**Material provided**
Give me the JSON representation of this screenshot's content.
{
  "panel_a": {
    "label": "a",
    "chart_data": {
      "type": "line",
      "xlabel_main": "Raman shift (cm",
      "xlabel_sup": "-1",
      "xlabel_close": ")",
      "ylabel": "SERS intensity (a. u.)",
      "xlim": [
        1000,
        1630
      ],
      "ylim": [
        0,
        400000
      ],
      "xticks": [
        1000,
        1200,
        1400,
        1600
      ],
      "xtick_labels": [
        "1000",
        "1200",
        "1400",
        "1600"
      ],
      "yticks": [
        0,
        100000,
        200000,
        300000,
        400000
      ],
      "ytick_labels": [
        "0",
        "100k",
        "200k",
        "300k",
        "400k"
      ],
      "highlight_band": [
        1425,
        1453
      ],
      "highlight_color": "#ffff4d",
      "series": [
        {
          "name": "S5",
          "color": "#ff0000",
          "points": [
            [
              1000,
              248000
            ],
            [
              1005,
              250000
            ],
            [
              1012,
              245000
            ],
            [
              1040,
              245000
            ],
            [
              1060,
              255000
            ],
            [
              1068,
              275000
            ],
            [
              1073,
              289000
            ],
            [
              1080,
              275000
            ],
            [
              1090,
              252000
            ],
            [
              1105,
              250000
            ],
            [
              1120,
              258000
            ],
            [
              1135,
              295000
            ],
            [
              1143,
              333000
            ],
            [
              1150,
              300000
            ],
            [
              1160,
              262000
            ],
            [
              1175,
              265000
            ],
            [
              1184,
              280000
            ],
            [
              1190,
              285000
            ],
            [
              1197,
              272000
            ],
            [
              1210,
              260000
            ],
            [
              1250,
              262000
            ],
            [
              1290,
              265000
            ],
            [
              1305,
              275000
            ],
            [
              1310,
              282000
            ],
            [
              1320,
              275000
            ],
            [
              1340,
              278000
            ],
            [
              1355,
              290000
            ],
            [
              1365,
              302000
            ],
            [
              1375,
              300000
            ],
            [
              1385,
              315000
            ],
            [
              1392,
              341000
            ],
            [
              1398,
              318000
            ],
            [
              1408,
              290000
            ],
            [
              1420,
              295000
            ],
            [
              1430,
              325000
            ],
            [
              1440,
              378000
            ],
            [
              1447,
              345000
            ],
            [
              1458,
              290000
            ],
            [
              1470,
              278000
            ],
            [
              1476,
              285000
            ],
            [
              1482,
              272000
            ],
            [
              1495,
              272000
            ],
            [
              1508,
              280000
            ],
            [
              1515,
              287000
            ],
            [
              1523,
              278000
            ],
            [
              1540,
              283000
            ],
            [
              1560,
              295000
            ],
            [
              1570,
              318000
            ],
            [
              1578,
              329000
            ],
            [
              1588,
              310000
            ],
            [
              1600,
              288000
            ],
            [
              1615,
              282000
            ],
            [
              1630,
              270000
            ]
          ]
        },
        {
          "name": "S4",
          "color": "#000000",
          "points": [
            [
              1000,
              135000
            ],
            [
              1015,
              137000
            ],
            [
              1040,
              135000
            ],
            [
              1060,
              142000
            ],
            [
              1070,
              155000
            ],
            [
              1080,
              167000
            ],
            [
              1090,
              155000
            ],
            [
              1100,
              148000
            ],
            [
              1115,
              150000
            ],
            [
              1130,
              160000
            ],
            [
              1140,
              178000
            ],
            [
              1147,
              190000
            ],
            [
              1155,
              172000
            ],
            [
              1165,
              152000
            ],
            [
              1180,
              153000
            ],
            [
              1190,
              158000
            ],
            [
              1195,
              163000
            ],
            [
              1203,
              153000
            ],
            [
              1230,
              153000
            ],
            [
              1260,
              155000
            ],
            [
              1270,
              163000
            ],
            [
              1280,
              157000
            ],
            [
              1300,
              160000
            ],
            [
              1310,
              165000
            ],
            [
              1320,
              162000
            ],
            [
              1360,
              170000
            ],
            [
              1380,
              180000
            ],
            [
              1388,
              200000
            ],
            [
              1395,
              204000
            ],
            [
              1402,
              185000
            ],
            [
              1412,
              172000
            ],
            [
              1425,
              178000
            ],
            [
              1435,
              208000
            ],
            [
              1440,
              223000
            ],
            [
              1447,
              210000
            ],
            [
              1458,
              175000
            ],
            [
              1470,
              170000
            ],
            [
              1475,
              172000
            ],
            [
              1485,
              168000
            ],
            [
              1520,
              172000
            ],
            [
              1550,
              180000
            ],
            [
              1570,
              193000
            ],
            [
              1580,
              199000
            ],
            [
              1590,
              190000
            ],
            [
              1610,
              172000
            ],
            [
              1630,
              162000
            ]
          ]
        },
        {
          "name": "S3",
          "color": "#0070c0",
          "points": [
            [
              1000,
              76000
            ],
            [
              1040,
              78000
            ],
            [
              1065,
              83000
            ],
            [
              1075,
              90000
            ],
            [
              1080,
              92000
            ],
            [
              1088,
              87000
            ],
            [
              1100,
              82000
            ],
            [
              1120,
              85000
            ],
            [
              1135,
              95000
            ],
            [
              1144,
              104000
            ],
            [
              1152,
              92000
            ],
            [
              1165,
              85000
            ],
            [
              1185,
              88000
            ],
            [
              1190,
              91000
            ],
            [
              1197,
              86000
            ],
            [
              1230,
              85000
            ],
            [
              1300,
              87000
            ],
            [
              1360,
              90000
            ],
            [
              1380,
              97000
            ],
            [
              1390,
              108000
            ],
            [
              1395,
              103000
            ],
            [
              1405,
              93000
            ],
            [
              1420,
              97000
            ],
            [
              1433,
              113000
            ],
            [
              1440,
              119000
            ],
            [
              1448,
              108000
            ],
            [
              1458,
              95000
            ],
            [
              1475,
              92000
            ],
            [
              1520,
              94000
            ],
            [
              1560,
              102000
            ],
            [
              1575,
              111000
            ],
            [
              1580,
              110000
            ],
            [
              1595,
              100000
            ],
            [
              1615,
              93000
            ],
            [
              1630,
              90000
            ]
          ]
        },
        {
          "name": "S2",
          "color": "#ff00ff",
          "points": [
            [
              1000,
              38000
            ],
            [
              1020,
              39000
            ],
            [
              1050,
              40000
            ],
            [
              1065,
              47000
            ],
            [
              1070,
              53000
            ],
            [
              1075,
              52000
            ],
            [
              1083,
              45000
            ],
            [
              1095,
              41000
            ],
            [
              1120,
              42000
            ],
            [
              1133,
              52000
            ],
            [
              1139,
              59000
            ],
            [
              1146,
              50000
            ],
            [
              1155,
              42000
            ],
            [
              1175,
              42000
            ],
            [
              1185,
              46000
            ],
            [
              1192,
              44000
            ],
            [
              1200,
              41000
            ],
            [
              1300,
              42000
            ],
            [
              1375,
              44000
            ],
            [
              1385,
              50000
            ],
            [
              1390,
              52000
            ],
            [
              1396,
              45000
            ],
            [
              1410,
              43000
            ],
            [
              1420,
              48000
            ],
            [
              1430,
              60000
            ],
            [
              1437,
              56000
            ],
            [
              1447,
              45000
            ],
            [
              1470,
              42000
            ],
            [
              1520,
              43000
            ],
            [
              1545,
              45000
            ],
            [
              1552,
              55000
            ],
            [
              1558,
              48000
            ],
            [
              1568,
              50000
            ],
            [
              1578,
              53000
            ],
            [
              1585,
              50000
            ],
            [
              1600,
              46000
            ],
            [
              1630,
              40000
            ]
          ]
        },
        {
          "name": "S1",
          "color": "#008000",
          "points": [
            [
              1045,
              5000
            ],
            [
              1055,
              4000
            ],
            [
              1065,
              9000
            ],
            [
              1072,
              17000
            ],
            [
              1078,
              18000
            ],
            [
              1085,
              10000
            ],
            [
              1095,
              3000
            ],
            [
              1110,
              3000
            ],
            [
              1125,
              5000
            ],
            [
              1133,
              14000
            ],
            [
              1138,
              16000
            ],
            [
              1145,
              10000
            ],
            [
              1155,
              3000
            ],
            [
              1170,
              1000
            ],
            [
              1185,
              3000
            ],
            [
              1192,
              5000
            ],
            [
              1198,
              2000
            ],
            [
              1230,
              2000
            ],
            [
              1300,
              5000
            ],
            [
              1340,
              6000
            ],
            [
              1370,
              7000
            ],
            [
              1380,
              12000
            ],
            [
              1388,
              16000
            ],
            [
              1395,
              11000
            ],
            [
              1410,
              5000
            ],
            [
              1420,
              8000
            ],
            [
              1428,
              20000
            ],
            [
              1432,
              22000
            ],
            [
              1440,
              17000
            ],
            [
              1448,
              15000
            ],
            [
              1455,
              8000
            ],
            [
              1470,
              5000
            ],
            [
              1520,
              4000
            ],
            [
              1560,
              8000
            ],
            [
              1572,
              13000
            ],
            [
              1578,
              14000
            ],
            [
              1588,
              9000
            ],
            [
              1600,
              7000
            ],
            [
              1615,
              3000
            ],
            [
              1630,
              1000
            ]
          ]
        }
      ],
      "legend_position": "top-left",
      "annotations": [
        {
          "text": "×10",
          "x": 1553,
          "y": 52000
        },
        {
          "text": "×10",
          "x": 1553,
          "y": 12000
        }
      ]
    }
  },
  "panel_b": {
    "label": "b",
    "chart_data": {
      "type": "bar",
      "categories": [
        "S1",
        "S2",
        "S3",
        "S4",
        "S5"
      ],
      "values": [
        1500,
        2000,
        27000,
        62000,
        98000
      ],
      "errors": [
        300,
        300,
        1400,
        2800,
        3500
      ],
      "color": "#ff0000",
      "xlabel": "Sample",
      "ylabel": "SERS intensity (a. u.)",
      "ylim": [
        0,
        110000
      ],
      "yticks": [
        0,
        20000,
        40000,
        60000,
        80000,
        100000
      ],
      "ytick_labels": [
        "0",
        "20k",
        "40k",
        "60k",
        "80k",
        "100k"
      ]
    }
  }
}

**Short exercise**
Show the lines of the material that contain the word "name".

**Written answer**
          "name": "S5",
          "name": "S4",
          "name": "S3",
          "name": "S2",
          "name": "S1",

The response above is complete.